GOAL OF THE EXERCISE
Repeat all of the material exactly as given.

[Saved data entries]
+---+

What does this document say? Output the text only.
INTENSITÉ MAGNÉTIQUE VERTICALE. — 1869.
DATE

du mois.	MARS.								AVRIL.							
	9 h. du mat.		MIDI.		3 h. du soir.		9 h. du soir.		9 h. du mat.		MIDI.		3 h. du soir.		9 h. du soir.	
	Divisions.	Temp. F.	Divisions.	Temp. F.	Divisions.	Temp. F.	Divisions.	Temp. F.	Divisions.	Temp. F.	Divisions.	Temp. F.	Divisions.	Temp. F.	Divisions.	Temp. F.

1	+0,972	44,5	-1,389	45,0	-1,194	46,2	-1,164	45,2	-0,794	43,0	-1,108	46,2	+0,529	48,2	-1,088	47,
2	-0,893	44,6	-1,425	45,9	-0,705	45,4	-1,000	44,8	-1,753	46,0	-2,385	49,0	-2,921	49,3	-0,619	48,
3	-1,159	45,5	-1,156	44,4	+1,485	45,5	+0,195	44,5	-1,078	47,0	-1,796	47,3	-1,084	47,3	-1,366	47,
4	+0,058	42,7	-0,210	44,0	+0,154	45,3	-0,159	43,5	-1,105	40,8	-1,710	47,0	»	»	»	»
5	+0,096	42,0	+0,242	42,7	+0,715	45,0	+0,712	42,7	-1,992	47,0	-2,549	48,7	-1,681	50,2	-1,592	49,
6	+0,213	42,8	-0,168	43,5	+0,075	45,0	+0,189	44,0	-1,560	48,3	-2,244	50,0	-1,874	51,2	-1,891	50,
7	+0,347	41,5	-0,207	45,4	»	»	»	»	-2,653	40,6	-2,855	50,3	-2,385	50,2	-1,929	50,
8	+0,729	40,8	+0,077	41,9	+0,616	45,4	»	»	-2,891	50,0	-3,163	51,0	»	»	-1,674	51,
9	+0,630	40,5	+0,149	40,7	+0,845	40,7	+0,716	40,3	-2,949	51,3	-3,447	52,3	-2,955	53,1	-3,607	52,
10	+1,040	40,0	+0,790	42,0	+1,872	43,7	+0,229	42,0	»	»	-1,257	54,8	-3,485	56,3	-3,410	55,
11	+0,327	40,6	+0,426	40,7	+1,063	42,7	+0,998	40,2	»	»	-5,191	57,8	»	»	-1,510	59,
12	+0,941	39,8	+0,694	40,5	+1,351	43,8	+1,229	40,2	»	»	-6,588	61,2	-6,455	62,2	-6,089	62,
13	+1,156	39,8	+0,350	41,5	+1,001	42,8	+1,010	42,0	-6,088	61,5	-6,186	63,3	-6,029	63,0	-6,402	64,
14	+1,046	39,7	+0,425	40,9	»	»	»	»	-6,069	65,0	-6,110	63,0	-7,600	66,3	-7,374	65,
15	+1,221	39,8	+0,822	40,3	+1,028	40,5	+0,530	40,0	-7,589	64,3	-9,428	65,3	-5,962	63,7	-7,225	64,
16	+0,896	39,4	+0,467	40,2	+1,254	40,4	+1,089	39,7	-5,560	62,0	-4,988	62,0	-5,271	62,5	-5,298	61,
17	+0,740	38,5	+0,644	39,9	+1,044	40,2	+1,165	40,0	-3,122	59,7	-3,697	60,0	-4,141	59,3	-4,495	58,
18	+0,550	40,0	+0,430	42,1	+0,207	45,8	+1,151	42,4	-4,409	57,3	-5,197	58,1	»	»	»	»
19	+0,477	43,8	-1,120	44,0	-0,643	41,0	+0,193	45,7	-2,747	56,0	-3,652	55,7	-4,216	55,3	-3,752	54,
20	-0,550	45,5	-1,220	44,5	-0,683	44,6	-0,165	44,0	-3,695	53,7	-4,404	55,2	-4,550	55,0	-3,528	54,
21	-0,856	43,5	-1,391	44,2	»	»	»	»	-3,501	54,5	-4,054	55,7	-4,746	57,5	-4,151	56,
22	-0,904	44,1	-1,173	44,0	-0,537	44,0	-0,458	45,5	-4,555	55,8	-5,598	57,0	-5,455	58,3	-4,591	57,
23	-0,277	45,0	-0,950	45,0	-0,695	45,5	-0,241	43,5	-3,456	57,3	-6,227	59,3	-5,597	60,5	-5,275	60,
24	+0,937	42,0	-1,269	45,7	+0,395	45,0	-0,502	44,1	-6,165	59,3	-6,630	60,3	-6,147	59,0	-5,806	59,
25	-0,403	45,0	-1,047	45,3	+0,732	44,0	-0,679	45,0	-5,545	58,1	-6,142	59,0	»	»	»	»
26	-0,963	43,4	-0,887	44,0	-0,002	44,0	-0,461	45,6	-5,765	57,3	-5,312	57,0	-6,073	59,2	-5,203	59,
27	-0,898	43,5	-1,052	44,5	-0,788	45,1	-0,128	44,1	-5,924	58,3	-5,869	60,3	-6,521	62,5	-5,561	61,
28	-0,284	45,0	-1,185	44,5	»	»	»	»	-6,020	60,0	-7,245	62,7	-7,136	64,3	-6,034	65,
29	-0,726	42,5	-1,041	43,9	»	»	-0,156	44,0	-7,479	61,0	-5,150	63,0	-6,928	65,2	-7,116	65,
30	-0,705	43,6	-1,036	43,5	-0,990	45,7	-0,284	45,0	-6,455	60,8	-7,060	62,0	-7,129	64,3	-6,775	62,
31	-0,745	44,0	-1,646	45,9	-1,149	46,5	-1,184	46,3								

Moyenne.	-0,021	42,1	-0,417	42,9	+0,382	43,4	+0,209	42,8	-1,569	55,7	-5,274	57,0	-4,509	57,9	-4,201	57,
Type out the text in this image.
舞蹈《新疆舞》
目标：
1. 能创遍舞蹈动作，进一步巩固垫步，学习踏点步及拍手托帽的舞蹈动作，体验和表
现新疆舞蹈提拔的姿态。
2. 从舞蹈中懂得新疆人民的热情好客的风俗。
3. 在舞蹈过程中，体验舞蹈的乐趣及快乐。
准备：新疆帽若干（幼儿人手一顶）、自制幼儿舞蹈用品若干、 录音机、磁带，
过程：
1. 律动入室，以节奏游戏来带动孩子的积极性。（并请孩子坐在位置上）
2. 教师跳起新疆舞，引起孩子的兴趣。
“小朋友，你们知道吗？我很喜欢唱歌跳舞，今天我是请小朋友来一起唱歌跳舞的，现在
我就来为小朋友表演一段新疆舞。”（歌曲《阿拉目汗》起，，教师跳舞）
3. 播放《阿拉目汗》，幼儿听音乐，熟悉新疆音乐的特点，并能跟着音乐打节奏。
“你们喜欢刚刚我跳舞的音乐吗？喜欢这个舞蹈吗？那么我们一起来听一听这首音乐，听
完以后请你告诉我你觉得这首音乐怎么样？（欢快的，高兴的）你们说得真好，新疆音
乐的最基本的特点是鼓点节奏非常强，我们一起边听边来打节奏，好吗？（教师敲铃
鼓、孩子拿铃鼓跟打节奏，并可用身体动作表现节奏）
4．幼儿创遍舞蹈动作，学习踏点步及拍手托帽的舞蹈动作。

+---+

THE RESULT
What does this document say? Output the text only.
INTENSITÉ MAGNÉTIQUE VERTICALE. — 1869.
DATE

du mois.	MARS.								AVRIL.							
	9 h. du mat.		MIDI.		3 h. du soir.		9 h. du soir.		9 h. du mat.		MIDI.		3 h. du soir.		9 h. du soir.	
	Divisions.	Temp. F.	Divisions.	Temp. F.	Divisions.	Temp. F.	Divisions.	Temp. F.	Divisions.	Temp. F.	Divisions.	Temp. F.	Divisions.	Temp. F.	Divisions.	Temp. F.

1	+0,972	44,5	-1,389	45,0	-1,194	46,2	-1,164	45,2	-0,794	43,0	-1,108	46,2	+0,529	48,2	-1,088	47,
2	-0,893	44,6	-1,425	45,9	-0,705	45,4	-1,000	44,8	-1,753	46,0	-2,385	49,0	-2,921	49,3	-0,619	48,
3	-1,159	45,5	-1,156	44,4	+1,485	45,5	+0,195	44,5	-1,078	47,0	-1,796	47,3	-1,084	47,3	-1,366	47,
4	+0,058	42,7	-0,210	44,0	+0,154	45,3	-0,159	43,5	-1,105	40,8	-1,710	47,0	»	»	»	»
5	+0,096	42,0	+0,242	42,7	+0,715	45,0	+0,712	42,7	-1,992	47,0	-2,549	48,7	-1,681	50,2	-1,592	49,
6	+0,213	42,8	-0,168	43,5	+0,075	45,0	+0,189	44,0	-1,560	48,3	-2,244	50,0	-1,874	51,2	-1,891	50,
7	+0,347	41,5	-0,207	45,4	»	»	»	»	-2,653	40,6	-2,855	50,3	-2,385	50,2	-1,929	50,
8	+0,729	40,8	+0,077	41,9	+0,616	45,4	»	»	-2,891	50,0	-3,163	51,0	»	»	-1,674	51,
9	+0,630	40,5	+0,149	40,7	+0,845	40,7	+0,716	40,3	-2,949	51,3	-3,447	52,3	-2,955	53,1	-3,607	52,
10	+1,040	40,0	+0,790	42,0	+1,872	43,7	+0,229	42,0	»	»	-1,257	54,8	-3,485	56,3	-3,410	55,
11	+0,327	40,6	+0,426	40,7	+1,063	42,7	+0,998	40,2	»	»	-5,191	57,8	»	»	-1,510	59,
12	+0,941	39,8	+0,694	40,5	+1,351	43,8	+1,229	40,2	»	»	-6,588	61,2	-6,455	62,2	-6,089	62,
13	+1,156	39,8	+0,350	41,5	+1,001	42,8	+1,010	42,0	-6,088	61,5	-6,186	63,3	-6,029	63,0	-6,402	64,
14	+1,046	39,7	+0,425	40,9	»	»	»	»	-6,069	65,0	-6,110	63,0	-7,600	66,3	-7,374	65,
15	+1,221	39,8	+0,822	40,3	+1,028	40,5	+0,530	40,0	-7,589	64,3	-9,428	65,3	-5,962	63,7	-7,225	64,
16	+0,896	39,4	+0,467	40,2	+1,254	40,4	+1,089	39,7	-5,560	62,0	-4,988	62,0	-5,271	62,5	-5,298	61,
17	+0,740	38,5	+0,644	39,9	+1,044	40,2	+1,165	40,0	-3,122	59,7	-3,697	60,0	-4,141	59,3	-4,495	58,
18	+0,550	40,0	+0,430	42,1	+0,207	45,8	+1,151	42,4	-4,409	57,3	-5,197	58,1	»	»	»	»
19	+0,477	43,8	-1,120	44,0	-0,643	41,0	+0,193	45,7	-2,747	56,0	-3,652	55,7	-4,216	55,3	-3,752	54,
20	-0,550	45,5	-1,220	44,5	-0,683	44,6	-0,165	44,0	-3,695	53,7	-4,404	55,2	-4,550	55,0	-3,528	54,
21	-0,856	43,5	-1,391	44,2	»	»	»	»	-3,501	54,5	-4,054	55,7	-4,746	57,5	-4,151	56,
22	-0,904	44,1	-1,173	44,0	-0,537	44,0	-0,458	45,5	-4,555	55,8	-5,598	57,0	-5,455	58,3	-4,591	57,
23	-0,277	45,0	-0,950	45,0	-0,695	45,5	-0,241	43,5	-3,456	57,3	-6,227	59,3	-5,597	60,5	-5,275	60,
24	+0,937	42,0	-1,269	45,7	+0,395	45,0	-0,502	44,1	-6,165	59,3	-6,630	60,3	-6,147	59,0	-5,806	59,
25	-0,403	45,0	-1,047	45,3	+0,732	44,0	-0,679	45,0	-5,545	58,1	-6,142	59,0	»	»	»	»
26	-0,963	43,4	-0,887	44,0	-0,002	44,0	-0,461	45,6	-5,765	57,3	-5,312	57,0	-6,073	59,2	-5,203	59,
27	-0,898	43,5	-1,052	44,5	-0,788	45,1	-0,128	44,1	-5,924	58,3	-5,869	60,3	-6,521	62,5	-5,561	61,
28	-0,284	45,0	-1,185	44,5	»	»	»	»	-6,020	60,0	-7,245	62,7	-7,136	64,3	-6,034	65,
29	-0,726	42,5	-1,041	43,9	»	»	-0,156	44,0	-7,479	61,0	-5,150	63,0	-6,928	65,2	-7,116	65,
30	-0,705	43,6	-1,036	43,5	-0,990	45,7	-0,284	45,0	-6,455	60,8	-7,060	62,0	-7,129	64,3	-6,775	62,
31	-0,745	44,0	-1,646	45,9	-1,149	46,5	-1,184	46,3								

Moyenne.	-0,021	42,1	-0,417	42,9	+0,382	43,4	+0,209	42,8	-1,569	55,7	-5,274	57,0	-4,509	57,9	-4,201	57,
Type out the text in this image.
舞蹈《新疆舞》
目标：
1. 能创遍舞蹈动作，进一步巩固垫步，学习踏点步及拍手托帽的舞蹈动作，体验和表
现新疆舞蹈提拔的姿态。
2. 从舞蹈中懂得新疆人民的热情好客的风俗。
3. 在舞蹈过程中，体验舞蹈的乐趣及快乐。
准备：新疆帽若干（幼儿人手一顶）、自制幼儿舞蹈用品若干、 录音机、磁带，
过程：
1. 律动入室，以节奏游戏来带动孩子的积极性。（并请孩子坐在位置上）
2. 教师跳起新疆舞，引起孩子的兴趣。
“小朋友，你们知道吗？我很喜欢唱歌跳舞，今天我是请小朋友来一起唱歌跳舞的，现在
我就来为小朋友表演一段新疆舞。”（歌曲《阿拉目汗》起，，教师跳舞）
3. 播放《阿拉目汗》，幼儿听音乐，熟悉新疆音乐的特点，并能跟着音乐打节奏。
“你们喜欢刚刚我跳舞的音乐吗？喜欢这个舞蹈吗？那么我们一起来听一听这首音乐，听
完以后请你告诉我你觉得这首音乐怎么样？（欢快的，高兴的）你们说得真好，新疆音
乐的最基本的特点是鼓点节奏非常强，我们一起边听边来打节奏，好吗？（教师敲铃
鼓、孩子拿铃鼓跟打节奏，并可用身体动作表现节奏）
4．幼儿创遍舞蹈动作，学习踏点步及拍手托帽的舞蹈动作。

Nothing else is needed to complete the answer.